#### STATED EXERCISE:
Identify and pull out each line of the entries in which "sublabel" occurs.

#### GIVEN INFORMATION:
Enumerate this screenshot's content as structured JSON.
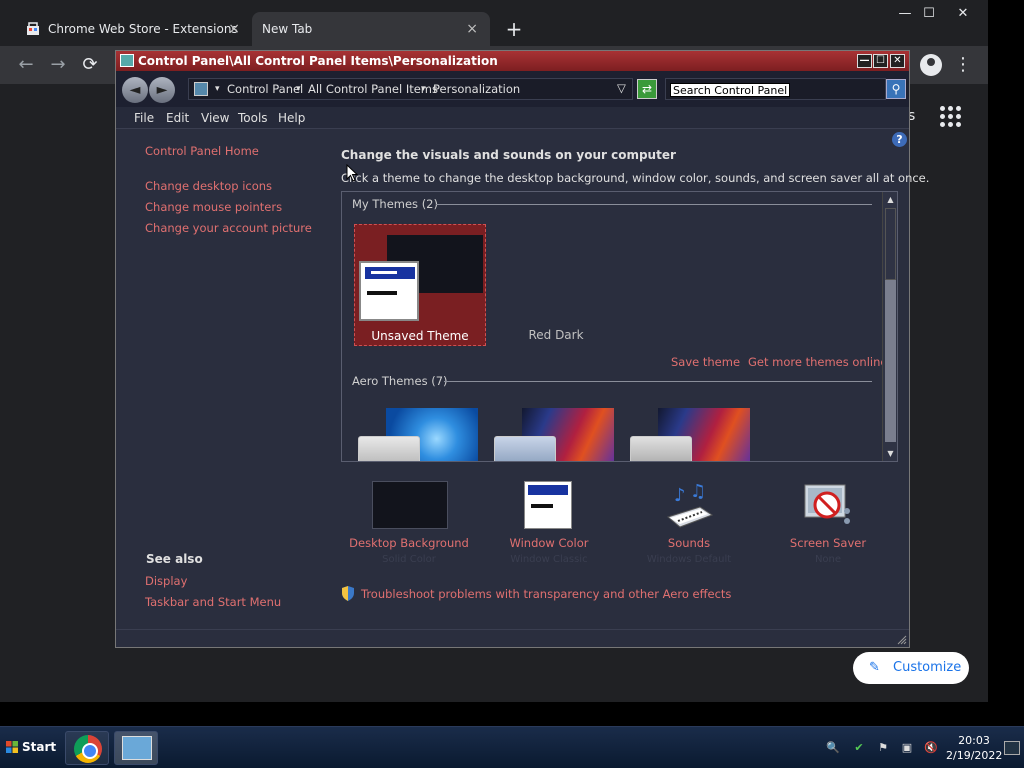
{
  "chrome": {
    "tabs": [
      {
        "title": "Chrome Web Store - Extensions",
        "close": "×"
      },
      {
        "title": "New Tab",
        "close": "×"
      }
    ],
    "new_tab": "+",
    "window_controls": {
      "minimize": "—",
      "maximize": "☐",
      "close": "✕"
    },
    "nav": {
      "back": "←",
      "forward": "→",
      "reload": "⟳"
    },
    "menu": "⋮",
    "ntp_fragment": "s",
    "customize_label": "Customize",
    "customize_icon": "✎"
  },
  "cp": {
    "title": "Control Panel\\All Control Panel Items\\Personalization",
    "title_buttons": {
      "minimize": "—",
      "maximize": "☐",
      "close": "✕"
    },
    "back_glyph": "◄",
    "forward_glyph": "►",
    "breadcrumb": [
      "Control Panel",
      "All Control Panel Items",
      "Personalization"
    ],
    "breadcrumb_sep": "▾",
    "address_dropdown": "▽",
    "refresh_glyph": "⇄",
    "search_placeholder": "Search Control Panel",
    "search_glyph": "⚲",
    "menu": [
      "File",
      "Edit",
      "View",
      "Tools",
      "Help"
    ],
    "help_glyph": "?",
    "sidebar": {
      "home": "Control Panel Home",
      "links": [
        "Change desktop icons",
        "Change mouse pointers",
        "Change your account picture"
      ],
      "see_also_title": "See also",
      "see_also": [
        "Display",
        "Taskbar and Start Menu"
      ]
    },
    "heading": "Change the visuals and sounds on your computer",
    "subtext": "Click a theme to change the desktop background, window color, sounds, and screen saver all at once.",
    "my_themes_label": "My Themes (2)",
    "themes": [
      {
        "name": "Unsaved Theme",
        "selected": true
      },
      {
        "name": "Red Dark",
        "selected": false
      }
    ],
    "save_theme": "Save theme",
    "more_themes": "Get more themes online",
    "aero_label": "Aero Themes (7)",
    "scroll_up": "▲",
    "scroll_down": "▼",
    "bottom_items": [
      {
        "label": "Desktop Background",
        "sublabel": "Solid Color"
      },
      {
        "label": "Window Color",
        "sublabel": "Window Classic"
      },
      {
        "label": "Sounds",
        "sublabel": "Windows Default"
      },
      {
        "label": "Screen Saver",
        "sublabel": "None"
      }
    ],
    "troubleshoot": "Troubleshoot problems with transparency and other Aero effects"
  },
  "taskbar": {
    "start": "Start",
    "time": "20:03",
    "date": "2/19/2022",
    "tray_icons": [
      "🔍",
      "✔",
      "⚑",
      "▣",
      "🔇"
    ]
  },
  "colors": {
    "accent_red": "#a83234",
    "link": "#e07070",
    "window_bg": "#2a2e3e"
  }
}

---

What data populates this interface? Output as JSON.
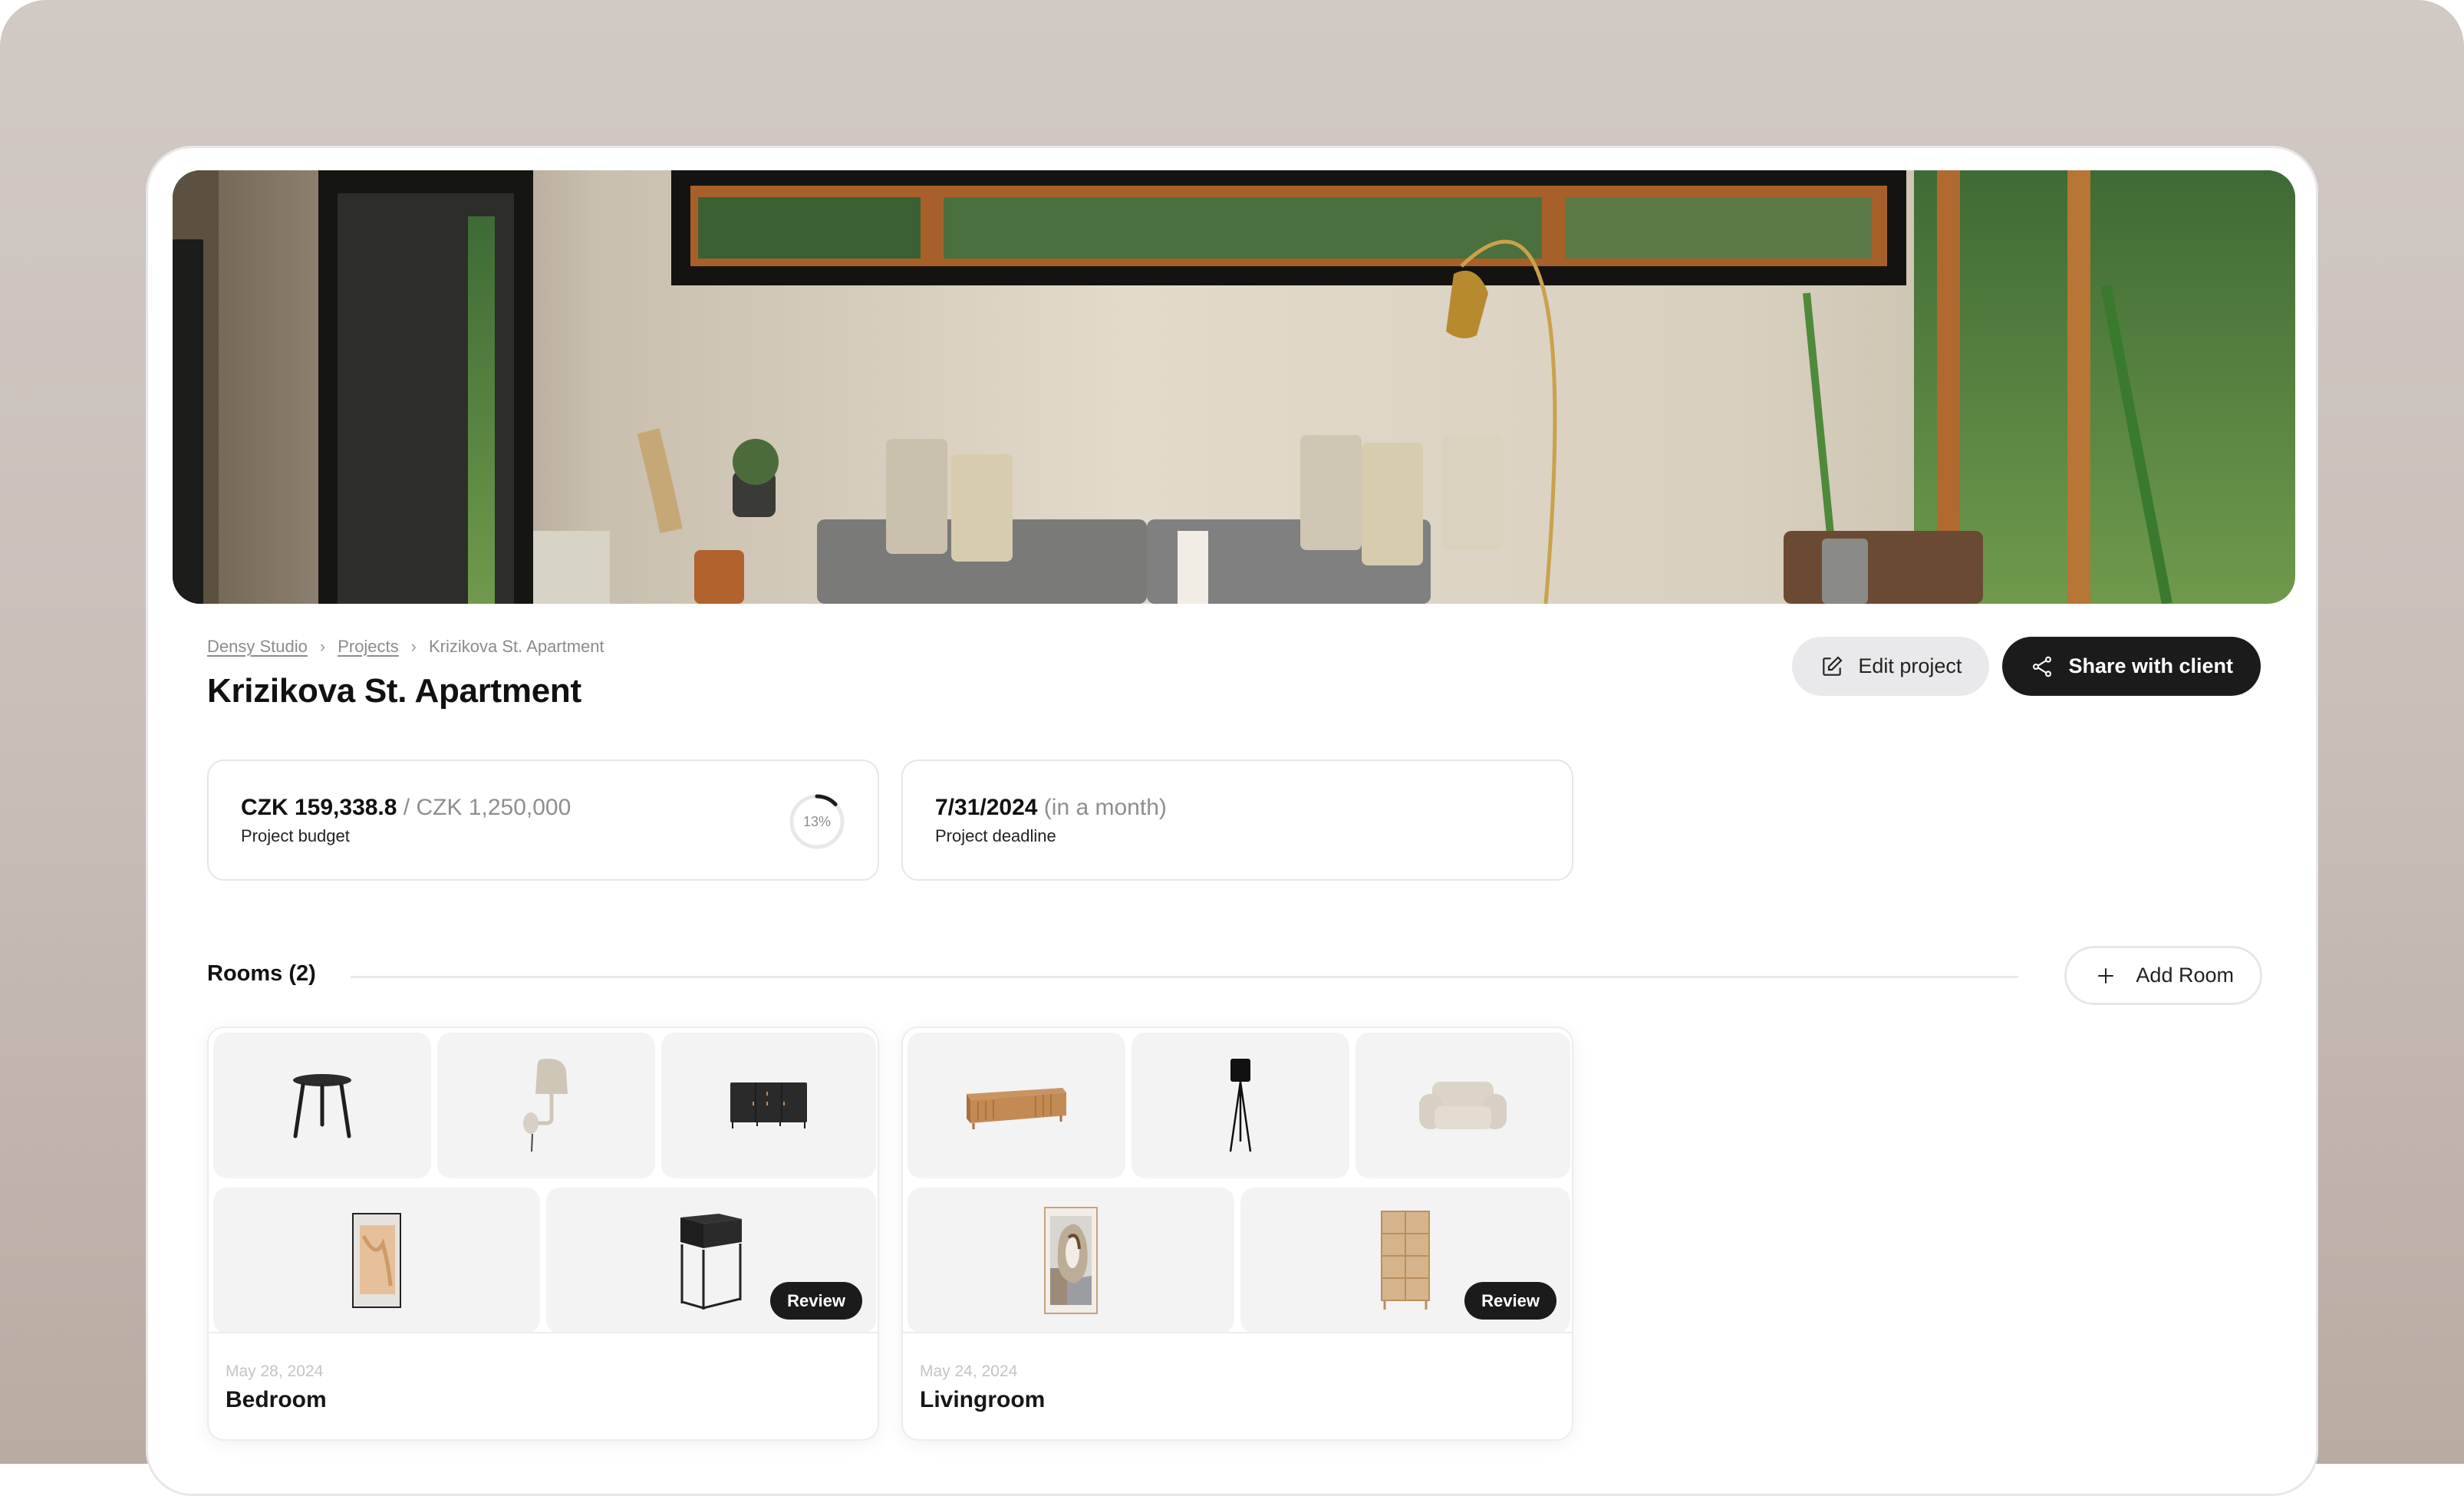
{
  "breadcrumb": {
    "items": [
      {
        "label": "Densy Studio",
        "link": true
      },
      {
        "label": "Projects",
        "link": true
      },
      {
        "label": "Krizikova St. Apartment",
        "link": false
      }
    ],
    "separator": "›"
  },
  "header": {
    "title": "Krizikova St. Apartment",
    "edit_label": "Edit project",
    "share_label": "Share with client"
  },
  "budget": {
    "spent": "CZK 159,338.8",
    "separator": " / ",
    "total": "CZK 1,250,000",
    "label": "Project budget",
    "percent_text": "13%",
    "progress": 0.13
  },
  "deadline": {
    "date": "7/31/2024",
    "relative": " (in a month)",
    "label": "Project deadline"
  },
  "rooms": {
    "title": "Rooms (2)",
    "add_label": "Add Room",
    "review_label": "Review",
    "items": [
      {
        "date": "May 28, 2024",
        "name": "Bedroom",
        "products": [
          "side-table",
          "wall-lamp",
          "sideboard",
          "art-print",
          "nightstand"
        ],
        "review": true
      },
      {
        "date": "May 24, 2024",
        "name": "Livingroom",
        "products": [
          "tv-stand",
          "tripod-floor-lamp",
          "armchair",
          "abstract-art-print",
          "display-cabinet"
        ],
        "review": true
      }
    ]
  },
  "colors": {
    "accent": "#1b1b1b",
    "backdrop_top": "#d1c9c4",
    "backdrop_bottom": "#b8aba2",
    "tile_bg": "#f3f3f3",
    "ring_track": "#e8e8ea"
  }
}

#### RESULT:
        "sublabel": "Solid Color"
        "sublabel": "Window Classic"
        "sublabel": "Windows Default"
        "sublabel": "None"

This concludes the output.